## GIVEN INSTRUCTION
Locate every line in the material below that has the word "Oberschule". Copy each of those lines.

## RECORDS PROVIDED
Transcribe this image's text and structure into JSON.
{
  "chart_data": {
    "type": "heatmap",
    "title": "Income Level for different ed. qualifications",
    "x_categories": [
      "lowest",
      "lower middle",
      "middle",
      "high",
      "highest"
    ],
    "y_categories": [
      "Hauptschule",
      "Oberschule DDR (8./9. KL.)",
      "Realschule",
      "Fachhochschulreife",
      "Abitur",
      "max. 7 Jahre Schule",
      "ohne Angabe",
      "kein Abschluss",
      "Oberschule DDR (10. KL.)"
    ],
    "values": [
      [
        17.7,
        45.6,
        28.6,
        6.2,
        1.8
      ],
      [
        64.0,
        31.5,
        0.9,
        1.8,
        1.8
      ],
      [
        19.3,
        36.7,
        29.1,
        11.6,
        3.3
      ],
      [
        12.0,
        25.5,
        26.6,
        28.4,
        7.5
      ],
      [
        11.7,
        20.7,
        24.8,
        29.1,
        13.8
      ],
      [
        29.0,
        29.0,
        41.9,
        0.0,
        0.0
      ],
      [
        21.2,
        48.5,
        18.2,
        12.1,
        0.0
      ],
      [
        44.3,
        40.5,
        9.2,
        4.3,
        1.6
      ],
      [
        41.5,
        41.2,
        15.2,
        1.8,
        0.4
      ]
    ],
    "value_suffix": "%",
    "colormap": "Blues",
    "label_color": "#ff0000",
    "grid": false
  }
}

## ANSWER TO THE EXERCISE
      "Oberschule DDR (8./9. KL.)",
      "Oberschule DDR (10. KL.)"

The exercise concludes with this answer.